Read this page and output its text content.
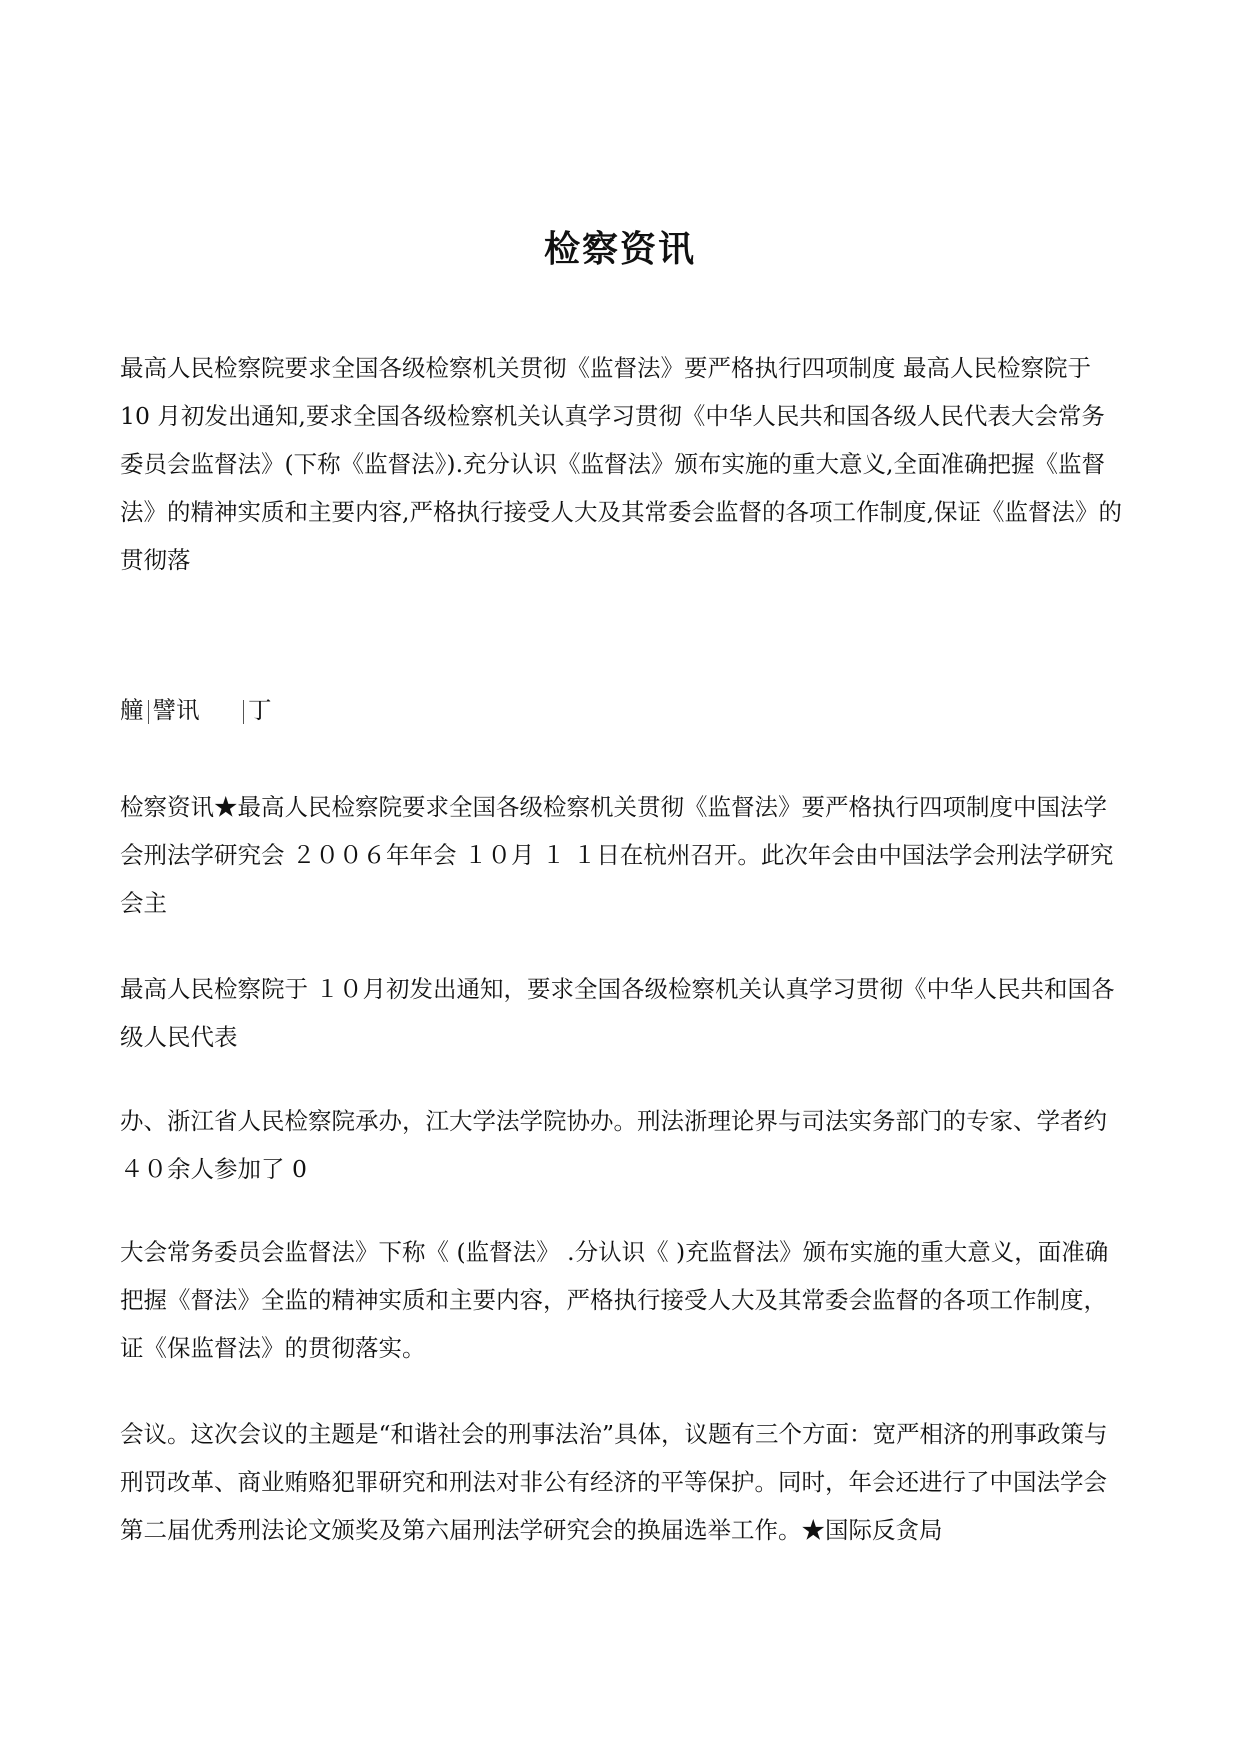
检察资讯

最高人民检察院要求全国各级检察机关贯彻《监督法》要严格执行四项制度 最高人民检察院于 10 月初发出通知,要求全国各级检察机关认真学习贯彻《中华人民共和国各级人民代表大会常务委员会监督法》(下称《监督法》).充分认识《监督法》颁布实施的重大意义,全面准确把握《监督法》的精神实质和主要内容,严格执行接受人大及其常委会监督的各项工作制度,保证《监督法》的贯彻落

艟 譬讯 ㆜

检察资讯★最高人民检察院要求全国各级检察机关贯彻《监督法》要严格执行四项制度中国法学会刑法学研究会 ２００６年年会 １０月 １ １日在杭州召开。此次年会由中国法学会刑法学研究会主

最高人民检察院于 １０月初发出通知，要求全国各级检察机关认真学习贯彻《中华人民共和国各级人民代表

办、浙江省人民检察院承办，江大学法学院协办。刑法浙理论界与司法实务部门的专家、学者约 ４０余人参加了 0

大会常务委员会监督法》下称《 (监督法》 .分认识《 )充监督法》颁布实施的重大意义，面准确把握《督法》全监的精神实质和主要内容，严格执行接受人大及其常委会监督的各项工作制度，证《保监督法》的贯彻落实。

会议。这次会议的主题是“和谐社会的刑事法治”具体，议题有三个方面：宽严相济的刑事政策与刑罚改革、商业贿赂犯罪研究和刑法对非公有经济的平等保护。同时，年会还进行了中国法学会第二届优秀刑法论文颁奖及第六届刑法学研究会的换届选举工作。★国际反贪局
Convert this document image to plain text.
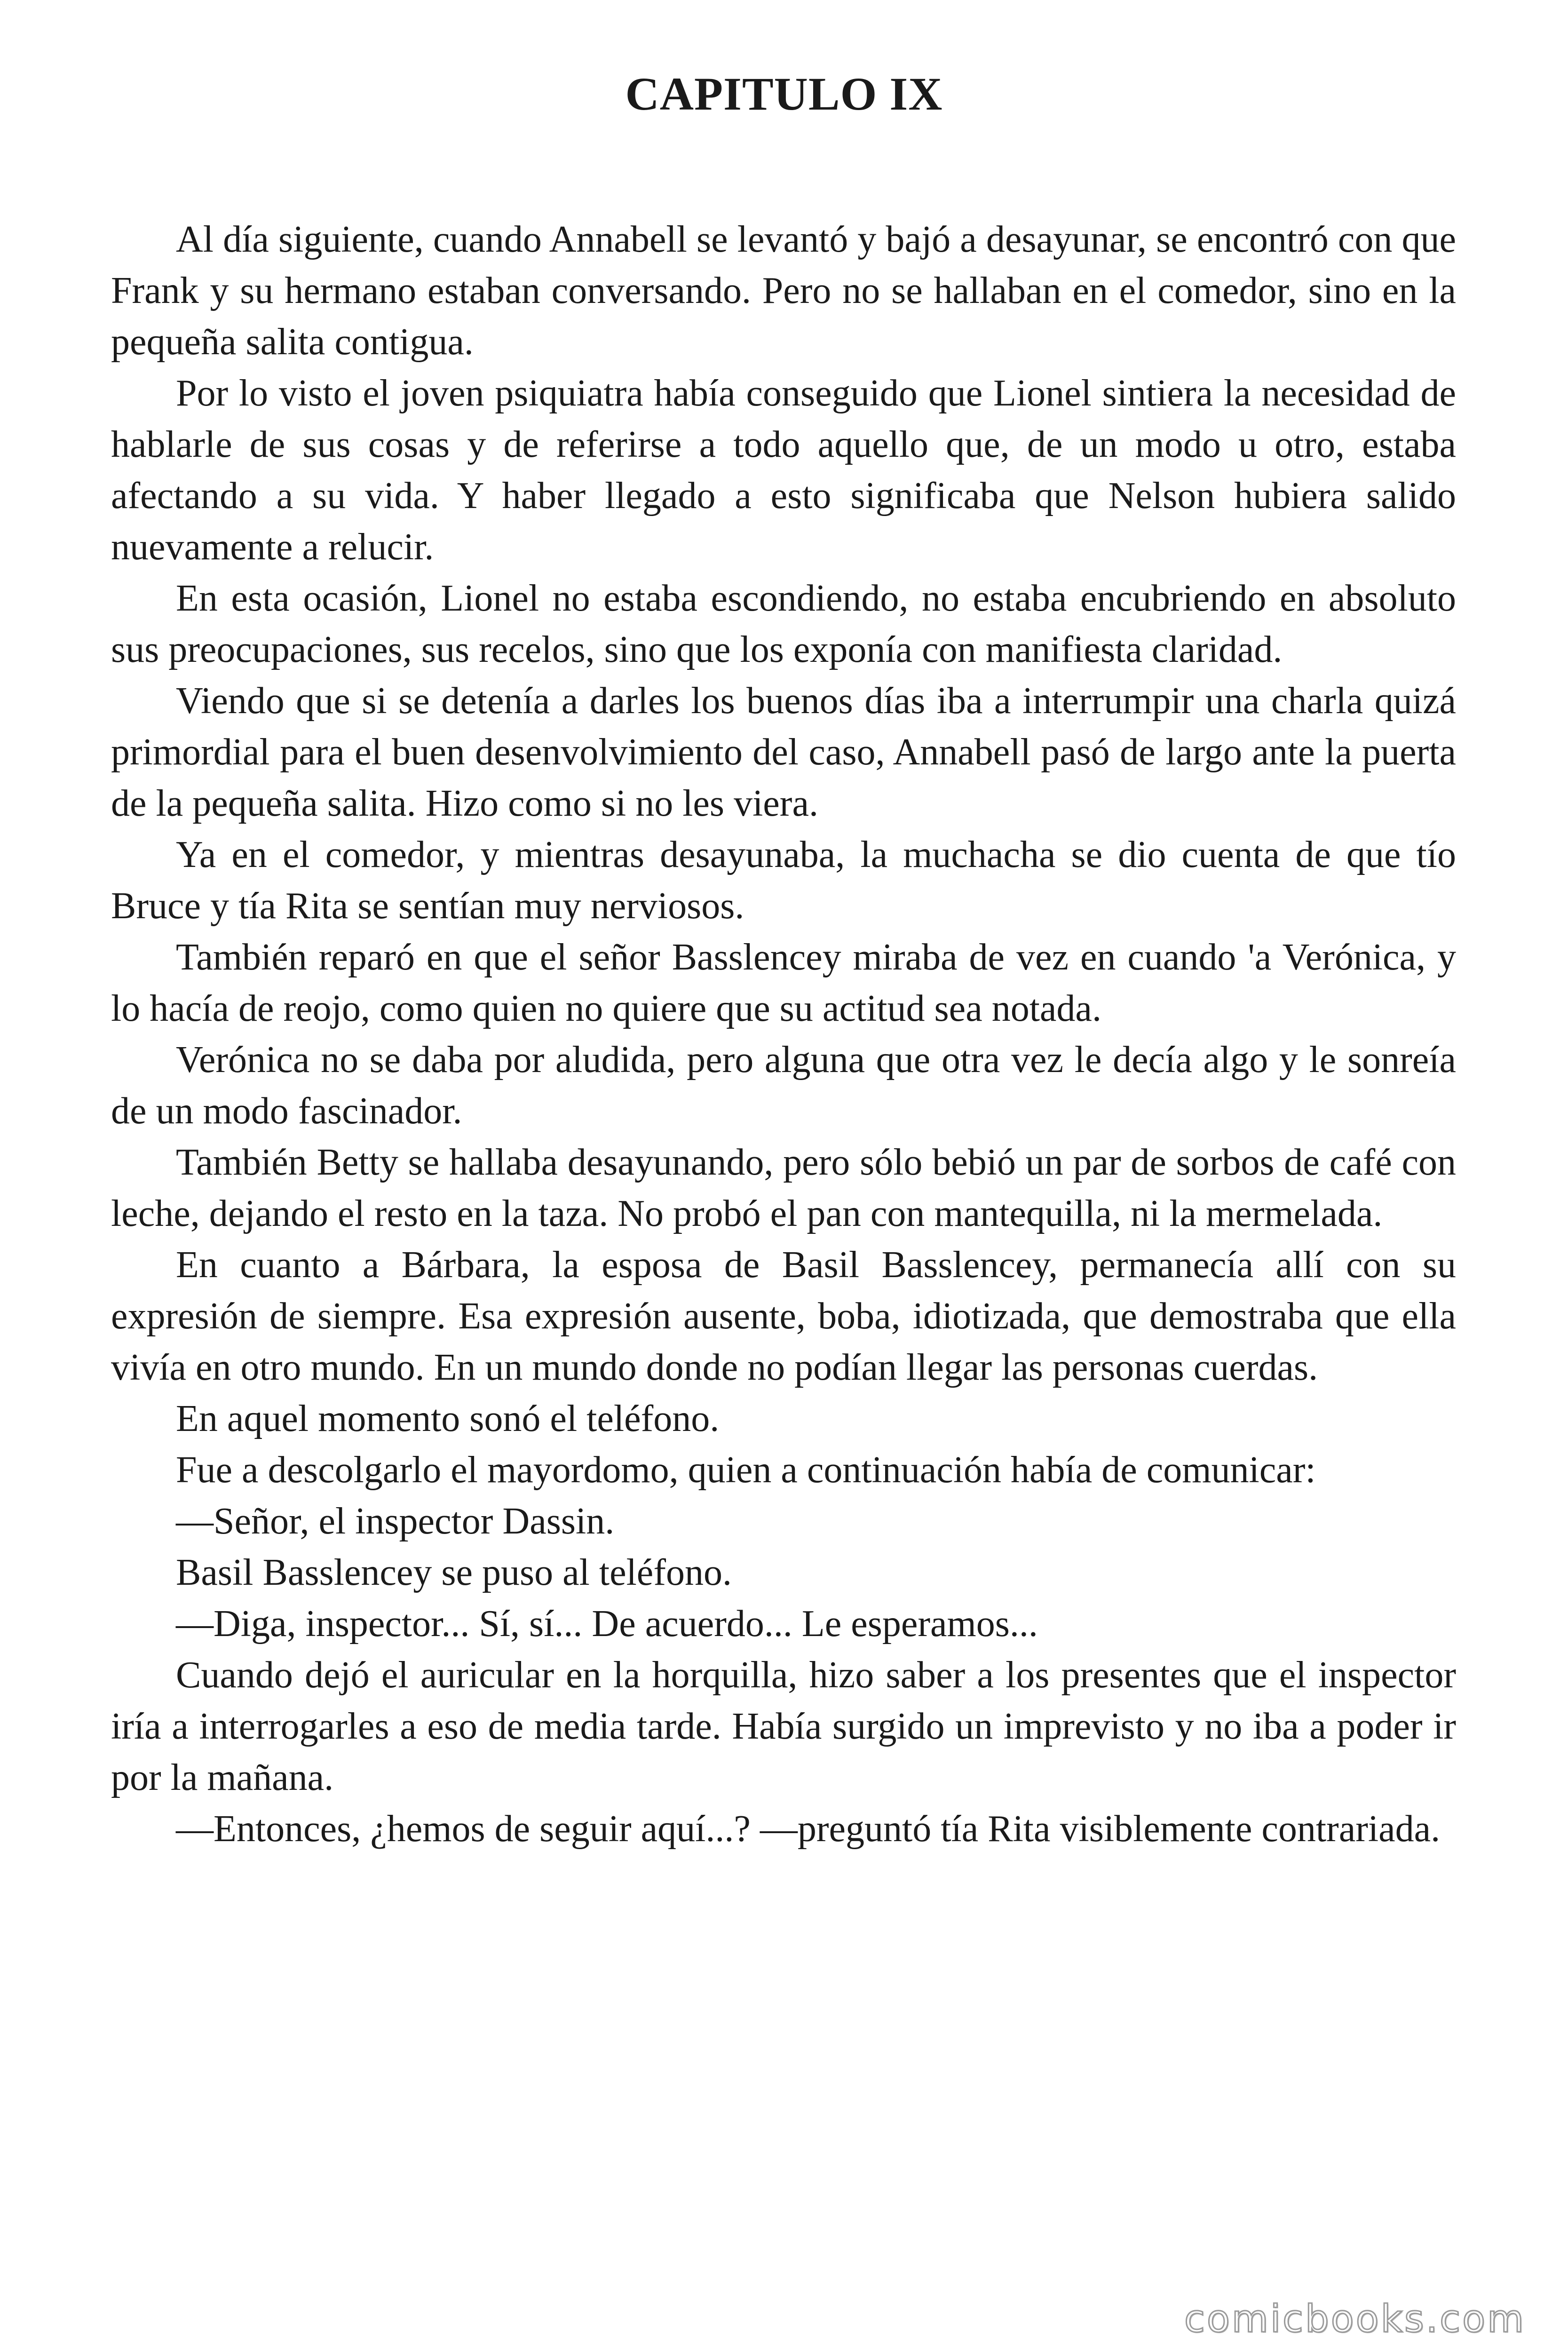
CAPITULO IX

Al día siguiente, cuando Annabell se levantó y bajó a desayunar, se encontró con que Frank y su hermano estaban conversando. Pero no se hallaban en el comedor, sino en la pequeña salita contigua.

Por lo visto el joven psiquiatra había conseguido que Lionel sintiera la necesidad de hablarle de sus cosas y de referirse a todo aquello que, de un modo u otro, estaba afectando a su vida. Y haber llegado a esto significaba que Nelson hubiera salido nuevamente a relucir.

En esta ocasión, Lionel no estaba escondiendo, no estaba encubriendo en absoluto sus preocupaciones, sus recelos, sino que los exponía con manifiesta claridad.

Viendo que si se detenía a darles los buenos días iba a interrumpir una charla quizá primordial para el buen desenvolvimiento del caso, Annabell pasó de largo ante la puerta de la pequeña salita. Hizo como si no les viera.

Ya en el comedor, y mientras desayunaba, la muchacha se dio cuenta de que tío Bruce y tía Rita se sentían muy nerviosos.

También reparó en que el señor Basslencey miraba de vez en cuando 'a Verónica, y lo hacía de reojo, como quien no quiere que su actitud sea notada.

Verónica no se daba por aludida, pero alguna que otra vez le decía algo y le sonreía de un modo fascinador.

También Betty se hallaba desayunando, pero sólo bebió un par de sorbos de café con leche, dejando el resto en la taza. No probó el pan con mantequilla, ni la mermelada.

En cuanto a Bárbara, la esposa de Basil Basslencey, permanecía allí con su expresión de siempre. Esa expresión ausente, boba, idiotizada, que demostraba que ella vivía en otro mundo. En un mundo donde no podían llegar las personas cuerdas.

En aquel momento sonó el teléfono.

Fue a descolgarlo el mayordomo, quien a continuación había de comunicar:

—Señor, el inspector Dassin.

Basil Basslencey se puso al teléfono.

—Diga, inspector... Sí, sí... De acuerdo... Le esperamos...

Cuando dejó el auricular en la horquilla, hizo saber a los presentes que el inspector iría a interrogarles a eso de media tarde. Había surgido un imprevisto y no iba a poder ir por la mañana.

—Entonces, ¿hemos de seguir aquí...? —preguntó tía Rita visiblemente contrariada.

comicbooks.com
**********
__What is needed__
Write the full listing out again with every line unchanged, but include no pictures.

__The response__
Read this page and output its text content.
检察资讯

最高人民检察院要求全国各级检察机关贯彻《监督法》要严格执行四项制度 最高人民检察院于 10 月初发出通知,要求全国各级检察机关认真学习贯彻《中华人民共和国各级人民代表大会常务委员会监督法》(下称《监督法》).充分认识《监督法》颁布实施的重大意义,全面准确把握《监督法》的精神实质和主要内容,严格执行接受人大及其常委会监督的各项工作制度,保证《监督法》的贯彻落

艟 譬讯 ㆜

检察资讯★最高人民检察院要求全国各级检察机关贯彻《监督法》要严格执行四项制度中国法学会刑法学研究会 ２００６年年会 １０月 １ １日在杭州召开。此次年会由中国法学会刑法学研究会主

最高人民检察院于 １０月初发出通知，要求全国各级检察机关认真学习贯彻《中华人民共和国各级人民代表

办、浙江省人民检察院承办，江大学法学院协办。刑法浙理论界与司法实务部门的专家、学者约 ４０余人参加了 0

大会常务委员会监督法》下称《 (监督法》 .分认识《 )充监督法》颁布实施的重大意义，面准确把握《督法》全监的精神实质和主要内容，严格执行接受人大及其常委会监督的各项工作制度，证《保监督法》的贯彻落实。

会议。这次会议的主题是“和谐社会的刑事法治”具体，议题有三个方面：宽严相济的刑事政策与刑罚改革、商业贿赂犯罪研究和刑法对非公有经济的平等保护。同时，年会还进行了中国法学会第二届优秀刑法论文颁奖及第六届刑法学研究会的换届选举工作。★国际反贪局
Convert this document image to plain text.
CAPITULO IX

Al día siguiente, cuando Annabell se levantó y bajó a desayunar, se encontró con que Frank y su hermano estaban conversando. Pero no se hallaban en el comedor, sino en la pequeña salita contigua.

Por lo visto el joven psiquiatra había conseguido que Lionel sintiera la necesidad de hablarle de sus cosas y de referirse a todo aquello que, de un modo u otro, estaba afectando a su vida. Y haber llegado a esto significaba que Nelson hubiera salido nuevamente a relucir.

En esta ocasión, Lionel no estaba escondiendo, no estaba encubriendo en absoluto sus preocupaciones, sus recelos, sino que los exponía con manifiesta claridad.

Viendo que si se detenía a darles los buenos días iba a interrumpir una charla quizá primordial para el buen desenvolvimiento del caso, Annabell pasó de largo ante la puerta de la pequeña salita. Hizo como si no les viera.

Ya en el comedor, y mientras desayunaba, la muchacha se dio cuenta de que tío Bruce y tía Rita se sentían muy nerviosos.

También reparó en que el señor Basslencey miraba de vez en cuando 'a Verónica, y lo hacía de reojo, como quien no quiere que su actitud sea notada.

Verónica no se daba por aludida, pero alguna que otra vez le decía algo y le sonreía de un modo fascinador.

También Betty se hallaba desayunando, pero sólo bebió un par de sorbos de café con leche, dejando el resto en la taza. No probó el pan con mantequilla, ni la mermelada.

En cuanto a Bárbara, la esposa de Basil Basslencey, permanecía allí con su expresión de siempre. Esa expresión ausente, boba, idiotizada, que demostraba que ella vivía en otro mundo. En un mundo donde no podían llegar las personas cuerdas.

En aquel momento sonó el teléfono.

Fue a descolgarlo el mayordomo, quien a continuación había de comunicar:

—Señor, el inspector Dassin.

Basil Basslencey se puso al teléfono.

—Diga, inspector... Sí, sí... De acuerdo... Le esperamos...

Cuando dejó el auricular en la horquilla, hizo saber a los presentes que el inspector iría a interrogarles a eso de media tarde. Había surgido un imprevisto y no iba a poder ir por la mañana.

—Entonces, ¿hemos de seguir aquí...? —preguntó tía Rita visiblemente contrariada.

comicbooks.com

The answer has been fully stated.